* **Description of the task**
Check each line of the listing for the string "Lysine". Copy those where it appears.
Input data section start
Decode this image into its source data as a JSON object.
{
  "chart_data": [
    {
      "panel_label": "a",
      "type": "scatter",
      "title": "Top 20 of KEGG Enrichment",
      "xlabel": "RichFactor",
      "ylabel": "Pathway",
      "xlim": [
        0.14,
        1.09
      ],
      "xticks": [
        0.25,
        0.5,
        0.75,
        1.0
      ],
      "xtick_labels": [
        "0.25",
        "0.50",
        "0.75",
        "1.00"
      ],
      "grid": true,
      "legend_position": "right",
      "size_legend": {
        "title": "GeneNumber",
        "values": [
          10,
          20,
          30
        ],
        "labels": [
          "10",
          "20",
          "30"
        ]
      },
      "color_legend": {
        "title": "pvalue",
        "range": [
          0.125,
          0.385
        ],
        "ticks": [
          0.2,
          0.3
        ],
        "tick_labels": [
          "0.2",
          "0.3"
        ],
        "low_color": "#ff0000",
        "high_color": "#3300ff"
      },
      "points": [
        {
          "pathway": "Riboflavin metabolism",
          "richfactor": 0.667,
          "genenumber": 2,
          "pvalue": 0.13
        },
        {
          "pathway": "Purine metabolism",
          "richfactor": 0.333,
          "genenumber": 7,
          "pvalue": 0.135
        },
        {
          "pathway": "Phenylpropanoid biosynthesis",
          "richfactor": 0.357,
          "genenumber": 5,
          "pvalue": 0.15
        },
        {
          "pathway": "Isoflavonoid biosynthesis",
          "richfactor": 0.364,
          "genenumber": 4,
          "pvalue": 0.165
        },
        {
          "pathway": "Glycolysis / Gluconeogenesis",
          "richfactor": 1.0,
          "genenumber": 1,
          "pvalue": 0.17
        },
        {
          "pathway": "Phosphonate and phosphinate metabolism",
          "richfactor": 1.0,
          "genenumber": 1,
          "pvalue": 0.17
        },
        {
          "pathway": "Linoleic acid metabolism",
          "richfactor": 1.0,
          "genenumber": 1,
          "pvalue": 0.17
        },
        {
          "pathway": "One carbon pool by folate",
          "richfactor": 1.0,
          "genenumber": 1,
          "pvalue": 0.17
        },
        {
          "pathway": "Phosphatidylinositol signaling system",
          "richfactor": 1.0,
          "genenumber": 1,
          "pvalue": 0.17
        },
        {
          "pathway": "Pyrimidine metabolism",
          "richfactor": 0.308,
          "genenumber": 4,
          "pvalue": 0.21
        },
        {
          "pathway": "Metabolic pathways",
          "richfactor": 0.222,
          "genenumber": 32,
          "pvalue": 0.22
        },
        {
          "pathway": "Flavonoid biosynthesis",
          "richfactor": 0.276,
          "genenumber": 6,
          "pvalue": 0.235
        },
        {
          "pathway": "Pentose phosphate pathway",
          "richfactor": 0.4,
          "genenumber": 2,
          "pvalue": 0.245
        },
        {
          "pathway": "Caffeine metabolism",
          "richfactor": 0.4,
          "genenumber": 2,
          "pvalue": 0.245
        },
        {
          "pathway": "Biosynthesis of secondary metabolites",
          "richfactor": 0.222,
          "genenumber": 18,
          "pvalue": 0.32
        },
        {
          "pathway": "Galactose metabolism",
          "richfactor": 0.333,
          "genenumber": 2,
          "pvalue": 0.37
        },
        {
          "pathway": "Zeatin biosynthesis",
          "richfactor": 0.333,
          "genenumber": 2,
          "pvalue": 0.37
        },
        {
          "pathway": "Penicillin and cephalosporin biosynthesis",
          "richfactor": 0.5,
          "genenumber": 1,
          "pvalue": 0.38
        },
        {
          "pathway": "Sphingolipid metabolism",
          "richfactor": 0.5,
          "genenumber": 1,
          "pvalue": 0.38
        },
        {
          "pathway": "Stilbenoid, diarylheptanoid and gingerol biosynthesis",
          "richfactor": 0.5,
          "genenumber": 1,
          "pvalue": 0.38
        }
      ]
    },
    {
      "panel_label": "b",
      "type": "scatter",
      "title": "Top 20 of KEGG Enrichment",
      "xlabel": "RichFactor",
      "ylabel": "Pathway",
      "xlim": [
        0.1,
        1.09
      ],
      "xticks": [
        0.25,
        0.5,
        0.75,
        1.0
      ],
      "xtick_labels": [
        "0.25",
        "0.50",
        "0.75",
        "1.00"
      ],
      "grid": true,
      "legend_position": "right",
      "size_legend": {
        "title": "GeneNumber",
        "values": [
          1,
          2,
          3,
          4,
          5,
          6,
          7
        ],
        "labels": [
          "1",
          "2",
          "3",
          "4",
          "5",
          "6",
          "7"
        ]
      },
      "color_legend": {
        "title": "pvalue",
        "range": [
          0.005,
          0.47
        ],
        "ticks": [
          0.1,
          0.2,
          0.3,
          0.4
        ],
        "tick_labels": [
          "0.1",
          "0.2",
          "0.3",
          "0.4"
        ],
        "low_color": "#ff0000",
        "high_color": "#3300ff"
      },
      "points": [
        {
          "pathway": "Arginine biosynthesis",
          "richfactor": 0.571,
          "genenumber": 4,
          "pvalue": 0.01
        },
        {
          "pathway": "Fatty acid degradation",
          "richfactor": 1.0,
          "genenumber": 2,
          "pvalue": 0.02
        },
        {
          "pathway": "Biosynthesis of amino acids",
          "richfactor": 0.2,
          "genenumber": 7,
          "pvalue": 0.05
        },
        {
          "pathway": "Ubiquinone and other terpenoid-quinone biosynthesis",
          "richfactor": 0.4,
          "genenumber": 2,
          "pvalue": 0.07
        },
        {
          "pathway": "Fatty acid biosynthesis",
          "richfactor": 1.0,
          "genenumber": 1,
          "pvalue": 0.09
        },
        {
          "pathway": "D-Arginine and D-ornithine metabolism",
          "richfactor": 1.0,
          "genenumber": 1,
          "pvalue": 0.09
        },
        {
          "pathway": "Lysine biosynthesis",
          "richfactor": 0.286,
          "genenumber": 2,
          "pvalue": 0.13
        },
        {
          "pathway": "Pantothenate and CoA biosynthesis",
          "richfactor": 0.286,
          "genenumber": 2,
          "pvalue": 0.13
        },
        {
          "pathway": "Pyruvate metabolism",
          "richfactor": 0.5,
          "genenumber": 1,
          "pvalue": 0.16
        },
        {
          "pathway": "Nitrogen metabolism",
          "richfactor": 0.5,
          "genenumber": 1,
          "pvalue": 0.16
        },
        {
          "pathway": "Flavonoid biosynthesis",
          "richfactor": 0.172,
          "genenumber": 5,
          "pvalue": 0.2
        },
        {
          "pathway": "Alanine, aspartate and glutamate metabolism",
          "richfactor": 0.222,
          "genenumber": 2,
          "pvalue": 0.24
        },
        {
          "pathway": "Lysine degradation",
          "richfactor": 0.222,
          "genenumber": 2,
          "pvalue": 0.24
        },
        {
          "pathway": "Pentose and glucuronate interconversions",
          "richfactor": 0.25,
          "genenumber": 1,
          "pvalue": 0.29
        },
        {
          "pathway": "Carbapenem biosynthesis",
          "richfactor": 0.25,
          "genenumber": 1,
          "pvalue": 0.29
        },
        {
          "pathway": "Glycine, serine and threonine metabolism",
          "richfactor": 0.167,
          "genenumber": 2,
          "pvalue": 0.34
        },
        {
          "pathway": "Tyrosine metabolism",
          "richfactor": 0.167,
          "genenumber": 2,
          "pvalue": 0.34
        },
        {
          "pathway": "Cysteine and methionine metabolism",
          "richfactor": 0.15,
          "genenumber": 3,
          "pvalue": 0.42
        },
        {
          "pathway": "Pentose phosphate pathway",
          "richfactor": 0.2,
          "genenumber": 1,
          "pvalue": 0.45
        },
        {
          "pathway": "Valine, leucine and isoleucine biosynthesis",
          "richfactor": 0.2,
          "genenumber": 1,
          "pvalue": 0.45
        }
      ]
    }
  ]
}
Input data section end
* **Task response**
          "pathway": "Lysine biosynthesis",
          "pathway": "Lysine degradation",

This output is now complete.